BEGIN

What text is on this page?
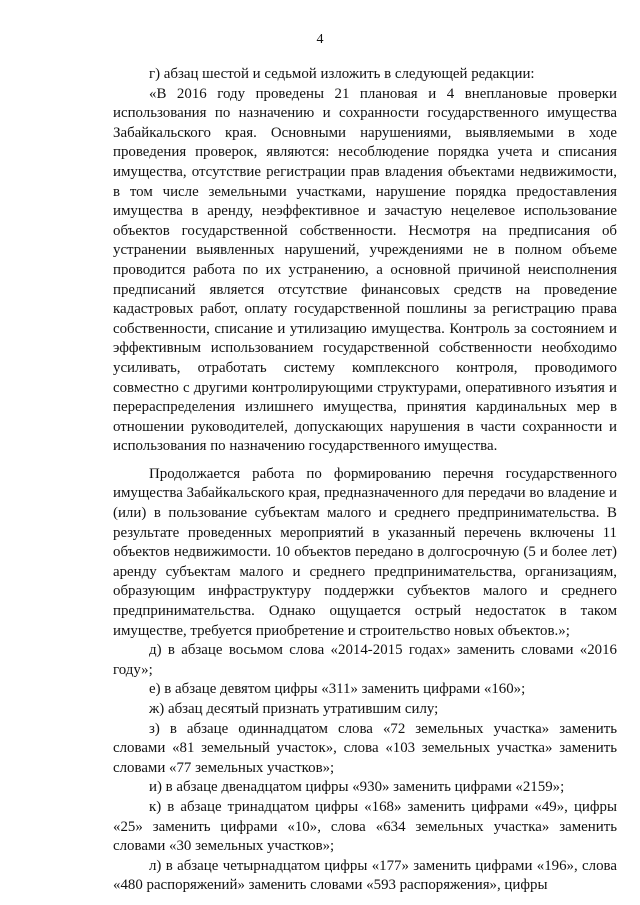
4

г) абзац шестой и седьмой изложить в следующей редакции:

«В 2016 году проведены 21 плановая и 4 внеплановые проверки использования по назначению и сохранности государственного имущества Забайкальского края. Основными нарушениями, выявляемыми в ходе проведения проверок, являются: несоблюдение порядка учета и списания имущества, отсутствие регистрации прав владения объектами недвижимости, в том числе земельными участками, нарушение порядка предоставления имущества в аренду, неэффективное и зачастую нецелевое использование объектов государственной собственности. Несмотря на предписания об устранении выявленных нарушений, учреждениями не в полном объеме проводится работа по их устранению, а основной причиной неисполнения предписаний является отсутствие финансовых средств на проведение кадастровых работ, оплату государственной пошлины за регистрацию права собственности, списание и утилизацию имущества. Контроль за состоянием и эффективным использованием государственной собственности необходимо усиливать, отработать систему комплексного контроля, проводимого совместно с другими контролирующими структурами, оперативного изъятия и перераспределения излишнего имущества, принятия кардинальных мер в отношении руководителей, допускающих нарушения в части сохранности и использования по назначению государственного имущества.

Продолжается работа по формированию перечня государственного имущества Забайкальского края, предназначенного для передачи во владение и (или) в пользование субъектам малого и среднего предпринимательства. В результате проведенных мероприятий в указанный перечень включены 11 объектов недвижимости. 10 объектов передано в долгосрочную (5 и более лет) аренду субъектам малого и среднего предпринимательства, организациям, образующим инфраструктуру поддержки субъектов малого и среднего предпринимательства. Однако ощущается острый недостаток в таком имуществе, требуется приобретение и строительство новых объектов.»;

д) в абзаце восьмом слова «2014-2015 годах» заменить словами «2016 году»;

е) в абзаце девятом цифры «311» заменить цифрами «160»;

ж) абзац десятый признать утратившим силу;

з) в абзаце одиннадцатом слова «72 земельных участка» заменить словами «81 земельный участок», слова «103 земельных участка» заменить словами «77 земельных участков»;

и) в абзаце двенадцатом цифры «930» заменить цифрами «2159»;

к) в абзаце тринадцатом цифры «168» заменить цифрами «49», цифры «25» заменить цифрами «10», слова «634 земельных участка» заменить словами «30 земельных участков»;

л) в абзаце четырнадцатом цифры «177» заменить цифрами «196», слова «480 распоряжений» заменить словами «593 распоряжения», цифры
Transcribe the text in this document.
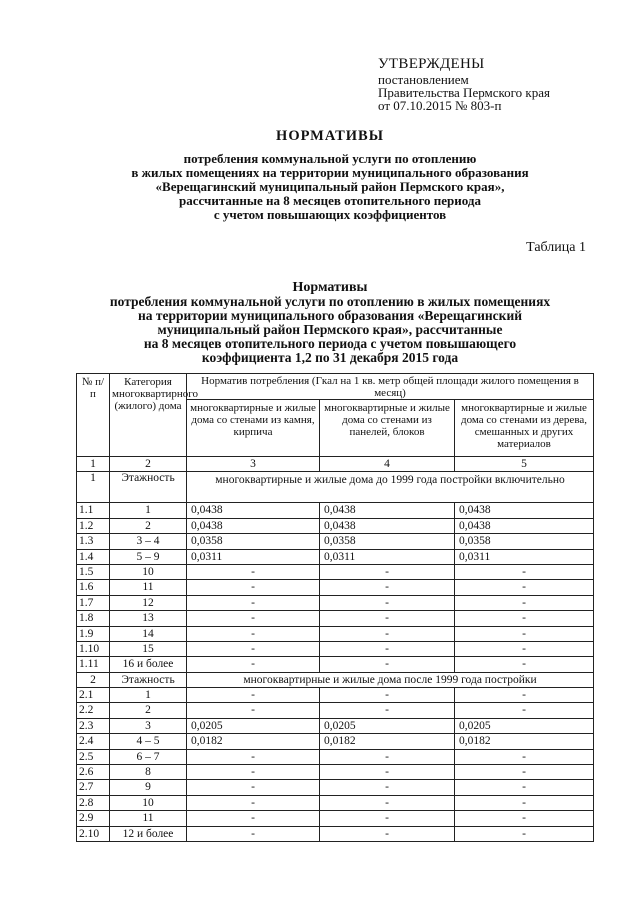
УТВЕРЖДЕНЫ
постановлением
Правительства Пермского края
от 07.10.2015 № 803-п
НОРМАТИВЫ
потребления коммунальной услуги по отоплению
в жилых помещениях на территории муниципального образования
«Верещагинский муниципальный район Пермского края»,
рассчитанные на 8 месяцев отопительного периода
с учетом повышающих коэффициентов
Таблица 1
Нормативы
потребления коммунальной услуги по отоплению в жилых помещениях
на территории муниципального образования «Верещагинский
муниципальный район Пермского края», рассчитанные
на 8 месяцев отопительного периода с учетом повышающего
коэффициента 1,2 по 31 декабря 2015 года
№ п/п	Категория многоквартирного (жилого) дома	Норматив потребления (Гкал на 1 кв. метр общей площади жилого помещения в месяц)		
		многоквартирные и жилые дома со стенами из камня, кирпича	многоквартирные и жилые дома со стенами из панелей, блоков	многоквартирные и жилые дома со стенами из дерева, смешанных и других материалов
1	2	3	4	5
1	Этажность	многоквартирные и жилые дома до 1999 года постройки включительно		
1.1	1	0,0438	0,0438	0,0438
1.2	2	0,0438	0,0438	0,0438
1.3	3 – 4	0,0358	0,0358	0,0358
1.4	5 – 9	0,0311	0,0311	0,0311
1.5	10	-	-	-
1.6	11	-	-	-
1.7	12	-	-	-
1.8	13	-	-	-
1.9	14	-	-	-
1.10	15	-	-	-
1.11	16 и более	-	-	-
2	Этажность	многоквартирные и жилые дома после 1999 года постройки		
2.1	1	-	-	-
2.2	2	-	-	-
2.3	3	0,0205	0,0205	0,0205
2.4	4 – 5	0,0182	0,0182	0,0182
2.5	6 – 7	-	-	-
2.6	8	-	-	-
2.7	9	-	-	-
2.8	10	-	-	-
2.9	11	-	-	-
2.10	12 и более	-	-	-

END

# Directive
Copy the material above in full and exactly, skipping pictures.

# Response below
What text is on this page?
4

г) абзац шестой и седьмой изложить в следующей редакции:

«В 2016 году проведены 21 плановая и 4 внеплановые проверки использования по назначению и сохранности государственного имущества Забайкальского края. Основными нарушениями, выявляемыми в ходе проведения проверок, являются: несоблюдение порядка учета и списания имущества, отсутствие регистрации прав владения объектами недвижимости, в том числе земельными участками, нарушение порядка предоставления имущества в аренду, неэффективное и зачастую нецелевое использование объектов государственной собственности. Несмотря на предписания об устранении выявленных нарушений, учреждениями не в полном объеме проводится работа по их устранению, а основной причиной неисполнения предписаний является отсутствие финансовых средств на проведение кадастровых работ, оплату государственной пошлины за регистрацию права собственности, списание и утилизацию имущества. Контроль за состоянием и эффективным использованием государственной собственности необходимо усиливать, отработать систему комплексного контроля, проводимого совместно с другими контролирующими структурами, оперативного изъятия и перераспределения излишнего имущества, принятия кардинальных мер в отношении руководителей, допускающих нарушения в части сохранности и использования по назначению государственного имущества.

Продолжается работа по формированию перечня государственного имущества Забайкальского края, предназначенного для передачи во владение и (или) в пользование субъектам малого и среднего предпринимательства. В результате проведенных мероприятий в указанный перечень включены 11 объектов недвижимости. 10 объектов передано в долгосрочную (5 и более лет) аренду субъектам малого и среднего предпринимательства, организациям, образующим инфраструктуру поддержки субъектов малого и среднего предпринимательства. Однако ощущается острый недостаток в таком имуществе, требуется приобретение и строительство новых объектов.»;

д) в абзаце восьмом слова «2014-2015 годах» заменить словами «2016 году»;

е) в абзаце девятом цифры «311» заменить цифрами «160»;

ж) абзац десятый признать утратившим силу;

з) в абзаце одиннадцатом слова «72 земельных участка» заменить словами «81 земельный участок», слова «103 земельных участка» заменить словами «77 земельных участков»;

и) в абзаце двенадцатом цифры «930» заменить цифрами «2159»;

к) в абзаце тринадцатом цифры «168» заменить цифрами «49», цифры «25» заменить цифрами «10», слова «634 земельных участка» заменить словами «30 земельных участков»;

л) в абзаце четырнадцатом цифры «177» заменить цифрами «196», слова «480 распоряжений» заменить словами «593 распоряжения», цифры
Transcribe the text in this document.
УТВЕРЖДЕНЫ
постановлением
Правительства Пермского края
от 07.10.2015 № 803-п
НОРМАТИВЫ
потребления коммунальной услуги по отоплению
в жилых помещениях на территории муниципального образования
«Верещагинский муниципальный район Пермского края»,
рассчитанные на 8 месяцев отопительного периода
с учетом повышающих коэффициентов
Таблица 1
Нормативы
потребления коммунальной услуги по отоплению в жилых помещениях
на территории муниципального образования «Верещагинский
муниципальный район Пермского края», рассчитанные
на 8 месяцев отопительного периода с учетом повышающего
коэффициента 1,2 по 31 декабря 2015 года
№ п/п	Категория многоквартирного (жилого) дома	Норматив потребления (Гкал на 1 кв. метр общей площади жилого помещения в месяц)		
		многоквартирные и жилые дома со стенами из камня, кирпича	многоквартирные и жилые дома со стенами из панелей, блоков	многоквартирные и жилые дома со стенами из дерева, смешанных и других материалов
1	2	3	4	5
1	Этажность	многоквартирные и жилые дома до 1999 года постройки включительно		
1.1	1	0,0438	0,0438	0,0438
1.2	2	0,0438	0,0438	0,0438
1.3	3 – 4	0,0358	0,0358	0,0358
1.4	5 – 9	0,0311	0,0311	0,0311
1.5	10	-	-	-
1.6	11	-	-	-
1.7	12	-	-	-
1.8	13	-	-	-
1.9	14	-	-	-
1.10	15	-	-	-
1.11	16 и более	-	-	-
2	Этажность	многоквартирные и жилые дома после 1999 года постройки		
2.1	1	-	-	-
2.2	2	-	-	-
2.3	3	0,0205	0,0205	0,0205
2.4	4 – 5	0,0182	0,0182	0,0182
2.5	6 – 7	-	-	-
2.6	8	-	-	-
2.7	9	-	-	-
2.8	10	-	-	-
2.9	11	-	-	-
2.10	12 и более	-	-	-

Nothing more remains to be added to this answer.